• _DATA_
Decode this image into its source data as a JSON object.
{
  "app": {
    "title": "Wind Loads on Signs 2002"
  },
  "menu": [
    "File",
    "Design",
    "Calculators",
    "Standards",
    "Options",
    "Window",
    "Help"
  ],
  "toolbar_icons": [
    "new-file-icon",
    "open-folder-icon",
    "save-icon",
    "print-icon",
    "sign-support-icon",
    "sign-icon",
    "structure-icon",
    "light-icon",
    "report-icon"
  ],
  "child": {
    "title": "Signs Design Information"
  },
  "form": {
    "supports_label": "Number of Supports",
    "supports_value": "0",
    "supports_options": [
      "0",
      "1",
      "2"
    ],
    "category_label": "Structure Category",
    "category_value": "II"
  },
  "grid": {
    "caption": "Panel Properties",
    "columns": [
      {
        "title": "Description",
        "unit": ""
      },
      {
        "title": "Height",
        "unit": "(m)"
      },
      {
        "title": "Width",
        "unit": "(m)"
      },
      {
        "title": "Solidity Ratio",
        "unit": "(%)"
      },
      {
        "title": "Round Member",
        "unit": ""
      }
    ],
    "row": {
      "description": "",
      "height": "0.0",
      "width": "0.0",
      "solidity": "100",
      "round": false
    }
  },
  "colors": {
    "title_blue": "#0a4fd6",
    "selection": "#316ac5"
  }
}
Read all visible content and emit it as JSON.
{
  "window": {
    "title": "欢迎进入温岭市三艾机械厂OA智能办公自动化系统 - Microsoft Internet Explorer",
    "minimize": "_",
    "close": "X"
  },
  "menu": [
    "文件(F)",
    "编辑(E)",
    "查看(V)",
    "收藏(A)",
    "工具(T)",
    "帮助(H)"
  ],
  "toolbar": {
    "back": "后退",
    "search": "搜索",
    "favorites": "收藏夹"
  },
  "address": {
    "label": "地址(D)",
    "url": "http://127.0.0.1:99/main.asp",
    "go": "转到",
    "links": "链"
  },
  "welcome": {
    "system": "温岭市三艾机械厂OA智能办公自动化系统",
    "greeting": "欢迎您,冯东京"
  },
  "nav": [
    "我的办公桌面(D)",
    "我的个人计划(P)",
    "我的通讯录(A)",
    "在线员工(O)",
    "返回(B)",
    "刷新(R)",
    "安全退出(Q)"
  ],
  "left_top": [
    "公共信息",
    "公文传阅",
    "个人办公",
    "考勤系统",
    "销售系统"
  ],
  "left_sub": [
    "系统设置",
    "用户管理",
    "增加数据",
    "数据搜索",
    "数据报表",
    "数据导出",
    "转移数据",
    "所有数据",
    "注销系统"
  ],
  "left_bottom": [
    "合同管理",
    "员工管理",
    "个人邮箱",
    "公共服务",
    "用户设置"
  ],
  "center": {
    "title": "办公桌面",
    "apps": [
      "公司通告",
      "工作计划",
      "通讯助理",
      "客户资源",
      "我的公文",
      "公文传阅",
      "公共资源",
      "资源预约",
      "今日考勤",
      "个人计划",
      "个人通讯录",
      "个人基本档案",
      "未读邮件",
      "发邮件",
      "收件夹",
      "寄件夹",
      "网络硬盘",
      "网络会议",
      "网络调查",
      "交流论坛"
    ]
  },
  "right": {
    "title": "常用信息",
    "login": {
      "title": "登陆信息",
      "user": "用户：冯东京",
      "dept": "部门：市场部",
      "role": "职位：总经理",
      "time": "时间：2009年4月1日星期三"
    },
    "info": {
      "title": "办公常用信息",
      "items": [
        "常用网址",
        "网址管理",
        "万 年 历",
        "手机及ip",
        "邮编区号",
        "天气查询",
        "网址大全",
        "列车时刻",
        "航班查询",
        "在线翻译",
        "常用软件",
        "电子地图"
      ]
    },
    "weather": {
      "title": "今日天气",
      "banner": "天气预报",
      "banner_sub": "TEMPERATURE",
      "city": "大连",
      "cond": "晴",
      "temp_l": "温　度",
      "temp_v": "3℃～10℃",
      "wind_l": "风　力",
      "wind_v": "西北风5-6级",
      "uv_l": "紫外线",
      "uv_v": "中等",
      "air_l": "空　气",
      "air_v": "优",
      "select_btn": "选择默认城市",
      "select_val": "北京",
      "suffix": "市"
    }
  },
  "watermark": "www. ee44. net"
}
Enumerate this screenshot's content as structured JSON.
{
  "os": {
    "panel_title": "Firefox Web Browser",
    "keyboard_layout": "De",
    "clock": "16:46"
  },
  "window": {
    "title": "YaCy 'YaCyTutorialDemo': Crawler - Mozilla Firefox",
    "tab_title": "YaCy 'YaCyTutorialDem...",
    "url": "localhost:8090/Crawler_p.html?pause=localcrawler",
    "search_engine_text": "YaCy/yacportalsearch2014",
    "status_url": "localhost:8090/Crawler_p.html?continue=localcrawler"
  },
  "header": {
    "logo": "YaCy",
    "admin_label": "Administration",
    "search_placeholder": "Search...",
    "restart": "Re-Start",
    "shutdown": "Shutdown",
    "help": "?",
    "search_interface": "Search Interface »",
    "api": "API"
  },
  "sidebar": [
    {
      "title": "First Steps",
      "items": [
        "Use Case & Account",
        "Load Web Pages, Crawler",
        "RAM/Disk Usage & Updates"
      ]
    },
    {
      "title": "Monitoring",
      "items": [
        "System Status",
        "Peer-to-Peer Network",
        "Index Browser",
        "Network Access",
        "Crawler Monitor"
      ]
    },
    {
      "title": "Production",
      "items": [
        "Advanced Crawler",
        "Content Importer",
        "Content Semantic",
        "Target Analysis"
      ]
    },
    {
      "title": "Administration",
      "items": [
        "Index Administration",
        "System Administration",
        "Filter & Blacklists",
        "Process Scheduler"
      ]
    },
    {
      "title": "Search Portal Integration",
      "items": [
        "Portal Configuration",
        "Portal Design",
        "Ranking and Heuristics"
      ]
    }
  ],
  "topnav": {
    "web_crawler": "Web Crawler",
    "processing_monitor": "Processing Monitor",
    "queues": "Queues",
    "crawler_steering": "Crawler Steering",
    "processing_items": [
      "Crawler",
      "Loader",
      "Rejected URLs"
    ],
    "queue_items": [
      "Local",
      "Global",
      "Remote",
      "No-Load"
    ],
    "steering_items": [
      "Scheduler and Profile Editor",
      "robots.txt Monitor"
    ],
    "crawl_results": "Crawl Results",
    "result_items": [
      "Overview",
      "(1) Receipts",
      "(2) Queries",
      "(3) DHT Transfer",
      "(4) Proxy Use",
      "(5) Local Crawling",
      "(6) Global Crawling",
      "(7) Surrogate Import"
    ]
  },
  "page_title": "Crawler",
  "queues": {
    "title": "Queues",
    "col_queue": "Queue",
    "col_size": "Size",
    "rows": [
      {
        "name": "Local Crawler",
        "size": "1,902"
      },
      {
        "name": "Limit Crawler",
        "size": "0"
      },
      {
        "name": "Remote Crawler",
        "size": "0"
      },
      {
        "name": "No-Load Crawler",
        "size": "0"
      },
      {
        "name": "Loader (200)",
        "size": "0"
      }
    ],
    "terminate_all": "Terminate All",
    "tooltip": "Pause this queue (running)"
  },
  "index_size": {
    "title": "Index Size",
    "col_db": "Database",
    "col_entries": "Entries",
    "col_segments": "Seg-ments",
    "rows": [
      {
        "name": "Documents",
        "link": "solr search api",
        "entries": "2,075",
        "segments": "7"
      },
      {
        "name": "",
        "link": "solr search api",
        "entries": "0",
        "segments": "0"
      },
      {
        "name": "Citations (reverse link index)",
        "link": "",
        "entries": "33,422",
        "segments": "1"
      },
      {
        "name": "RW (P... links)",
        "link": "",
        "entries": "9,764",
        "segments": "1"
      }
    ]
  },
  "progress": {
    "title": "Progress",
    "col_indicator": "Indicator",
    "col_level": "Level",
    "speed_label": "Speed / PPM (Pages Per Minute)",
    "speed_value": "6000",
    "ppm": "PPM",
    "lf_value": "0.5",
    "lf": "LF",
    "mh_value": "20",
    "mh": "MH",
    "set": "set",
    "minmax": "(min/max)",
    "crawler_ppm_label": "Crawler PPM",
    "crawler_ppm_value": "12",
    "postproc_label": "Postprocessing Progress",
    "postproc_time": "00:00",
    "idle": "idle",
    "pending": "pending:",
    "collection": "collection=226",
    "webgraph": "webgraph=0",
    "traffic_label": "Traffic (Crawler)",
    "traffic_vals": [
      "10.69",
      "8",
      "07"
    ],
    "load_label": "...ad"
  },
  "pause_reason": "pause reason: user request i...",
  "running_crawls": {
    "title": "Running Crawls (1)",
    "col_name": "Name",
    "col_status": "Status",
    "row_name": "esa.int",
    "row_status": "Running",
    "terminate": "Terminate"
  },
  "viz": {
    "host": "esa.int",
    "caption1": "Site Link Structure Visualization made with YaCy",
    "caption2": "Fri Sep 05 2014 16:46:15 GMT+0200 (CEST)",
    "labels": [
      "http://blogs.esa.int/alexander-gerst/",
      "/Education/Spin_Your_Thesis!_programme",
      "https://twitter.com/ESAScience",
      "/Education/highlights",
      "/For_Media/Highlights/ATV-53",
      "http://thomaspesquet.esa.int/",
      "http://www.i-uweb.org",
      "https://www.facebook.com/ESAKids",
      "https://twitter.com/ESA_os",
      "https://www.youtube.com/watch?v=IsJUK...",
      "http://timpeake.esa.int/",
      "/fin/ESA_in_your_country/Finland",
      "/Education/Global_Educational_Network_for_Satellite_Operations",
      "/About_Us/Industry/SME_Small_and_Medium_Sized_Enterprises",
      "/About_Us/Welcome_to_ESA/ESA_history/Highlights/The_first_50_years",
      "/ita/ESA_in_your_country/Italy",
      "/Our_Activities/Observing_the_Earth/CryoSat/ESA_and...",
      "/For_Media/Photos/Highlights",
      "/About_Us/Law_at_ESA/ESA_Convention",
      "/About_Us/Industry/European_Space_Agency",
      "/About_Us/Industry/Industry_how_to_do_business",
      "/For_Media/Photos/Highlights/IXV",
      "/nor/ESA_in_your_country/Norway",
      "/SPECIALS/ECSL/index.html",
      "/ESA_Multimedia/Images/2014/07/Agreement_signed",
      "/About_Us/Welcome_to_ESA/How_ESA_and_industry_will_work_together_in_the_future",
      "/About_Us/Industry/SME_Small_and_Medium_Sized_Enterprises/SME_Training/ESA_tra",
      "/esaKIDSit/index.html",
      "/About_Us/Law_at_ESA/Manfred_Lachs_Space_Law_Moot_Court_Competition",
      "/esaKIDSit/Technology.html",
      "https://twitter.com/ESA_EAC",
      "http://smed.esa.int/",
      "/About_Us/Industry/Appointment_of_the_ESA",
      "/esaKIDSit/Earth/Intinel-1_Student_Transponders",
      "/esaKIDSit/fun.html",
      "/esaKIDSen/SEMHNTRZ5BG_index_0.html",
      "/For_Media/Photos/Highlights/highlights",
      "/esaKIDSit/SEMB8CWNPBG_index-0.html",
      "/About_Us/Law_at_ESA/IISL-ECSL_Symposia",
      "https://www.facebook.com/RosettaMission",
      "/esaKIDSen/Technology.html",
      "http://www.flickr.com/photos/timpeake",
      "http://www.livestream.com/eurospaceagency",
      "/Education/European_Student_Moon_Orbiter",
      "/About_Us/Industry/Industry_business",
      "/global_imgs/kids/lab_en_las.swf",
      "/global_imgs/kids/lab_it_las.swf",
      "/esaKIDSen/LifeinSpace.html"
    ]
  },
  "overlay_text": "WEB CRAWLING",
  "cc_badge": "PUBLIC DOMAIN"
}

• _STATED TASK_
Which lines hold the word "esaKIDSen"? Show each one.

• _TASK ANSWER_
      "/esaKIDSen/SEMHNTRZ5BG_index_0.html",
      "/esaKIDSen/Technology.html",
      "/esaKIDSen/LifeinSpace.html"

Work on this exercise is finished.